## begin Provided information

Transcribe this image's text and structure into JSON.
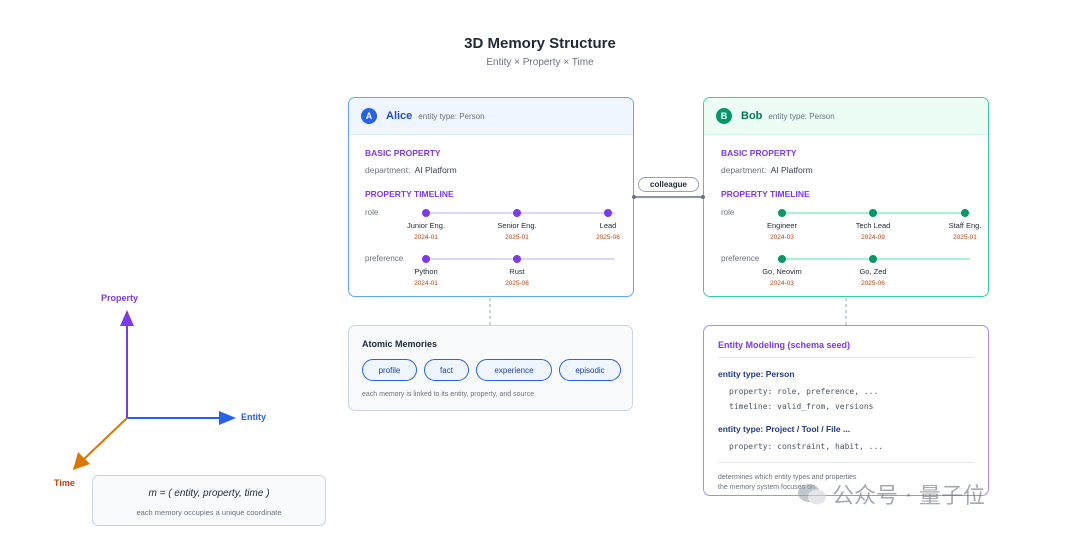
{
  "title": "3D Memory Structure",
  "subtitle": "Entity × Property × Time",
  "axes": {
    "property": "Property",
    "entity": "Entity",
    "time": "Time",
    "formula": "m = ( entity, property, time )",
    "formula_note": "each memory occupies a unique coordinate"
  },
  "alice": {
    "badge": "A",
    "name": "Alice",
    "type": "entity type: Person",
    "basic_heading": "BASIC PROPERTY",
    "dept_key": "department:",
    "dept_val": "AI Platform",
    "timeline_heading": "PROPERTY TIMELINE",
    "role_label": "role",
    "roles": [
      {
        "label": "Junior Eng.",
        "date": "2024-01"
      },
      {
        "label": "Senior Eng.",
        "date": "2025-01"
      },
      {
        "label": "Lead",
        "date": "2025-06"
      }
    ],
    "pref_label": "preference",
    "prefs": [
      {
        "label": "Python",
        "date": "2024-01"
      },
      {
        "label": "Rust",
        "date": "2025-06"
      }
    ]
  },
  "bob": {
    "badge": "B",
    "name": "Bob",
    "type": "entity type: Person",
    "basic_heading": "BASIC PROPERTY",
    "dept_key": "department:",
    "dept_val": "AI Platform",
    "timeline_heading": "PROPERTY TIMELINE",
    "role_label": "role",
    "roles": [
      {
        "label": "Engineer",
        "date": "2024-03"
      },
      {
        "label": "Tech Lead",
        "date": "2024-09"
      },
      {
        "label": "Staff Eng.",
        "date": "2025-01"
      }
    ],
    "pref_label": "preference",
    "prefs": [
      {
        "label": "Go, Neovim",
        "date": "2024-03"
      },
      {
        "label": "Go, Zed",
        "date": "2025-06"
      }
    ]
  },
  "relation": "colleague",
  "atomic": {
    "title": "Atomic Memories",
    "pills": [
      "profile",
      "fact",
      "experience",
      "episodic"
    ],
    "note": "each memory is linked to its entity, property, and source"
  },
  "modeling": {
    "title": "Entity Modeling (schema seed)",
    "person_heading": "entity type: Person",
    "person_line1": "property: role, preference, ...",
    "person_line2": "timeline: valid_from, versions",
    "other_heading": "entity type: Project / Tool / File ...",
    "other_line1": "property: constraint, habit, ...",
    "note_line1": "determines which entity types and properties",
    "note_line2": "the memory system focuses on"
  },
  "watermark": "公众号 · 量子位",
  "colors": {
    "alice": "#2563eb",
    "bob": "#059669",
    "purple": "#7c3aed",
    "date": "#c2410c",
    "time_axis": "#d97706"
  }
}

## end Provided information

Pictures in the records above are left out; print everything else exactly as written.

Transcribe this image's text and structure into JSON.
{
  "title": "3D Memory Structure",
  "subtitle": "Entity × Property × Time",
  "axes": {
    "property": "Property",
    "entity": "Entity",
    "time": "Time",
    "formula": "m = ( entity, property, time )",
    "formula_note": "each memory occupies a unique coordinate"
  },
  "alice": {
    "badge": "A",
    "name": "Alice",
    "type": "entity type: Person",
    "basic_heading": "BASIC PROPERTY",
    "dept_key": "department:",
    "dept_val": "AI Platform",
    "timeline_heading": "PROPERTY TIMELINE",
    "role_label": "role",
    "roles": [
      {
        "label": "Junior Eng.",
        "date": "2024-01"
      },
      {
        "label": "Senior Eng.",
        "date": "2025-01"
      },
      {
        "label": "Lead",
        "date": "2025-06"
      }
    ],
    "pref_label": "preference",
    "prefs": [
      {
        "label": "Python",
        "date": "2024-01"
      },
      {
        "label": "Rust",
        "date": "2025-06"
      }
    ]
  },
  "bob": {
    "badge": "B",
    "name": "Bob",
    "type": "entity type: Person",
    "basic_heading": "BASIC PROPERTY",
    "dept_key": "department:",
    "dept_val": "AI Platform",
    "timeline_heading": "PROPERTY TIMELINE",
    "role_label": "role",
    "roles": [
      {
        "label": "Engineer",
        "date": "2024-03"
      },
      {
        "label": "Tech Lead",
        "date": "2024-09"
      },
      {
        "label": "Staff Eng.",
        "date": "2025-01"
      }
    ],
    "pref_label": "preference",
    "prefs": [
      {
        "label": "Go, Neovim",
        "date": "2024-03"
      },
      {
        "label": "Go, Zed",
        "date": "2025-06"
      }
    ]
  },
  "relation": "colleague",
  "atomic": {
    "title": "Atomic Memories",
    "pills": [
      "profile",
      "fact",
      "experience",
      "episodic"
    ],
    "note": "each memory is linked to its entity, property, and source"
  },
  "modeling": {
    "title": "Entity Modeling (schema seed)",
    "person_heading": "entity type: Person",
    "person_line1": "property: role, preference, ...",
    "person_line2": "timeline: valid_from, versions",
    "other_heading": "entity type: Project / Tool / File ...",
    "other_line1": "property: constraint, habit, ...",
    "note_line1": "determines which entity types and properties",
    "note_line2": "the memory system focuses on"
  },
  "watermark": "公众号 · 量子位",
  "colors": {
    "alice": "#2563eb",
    "bob": "#059669",
    "purple": "#7c3aed",
    "date": "#c2410c",
    "time_axis": "#d97706"
  }
}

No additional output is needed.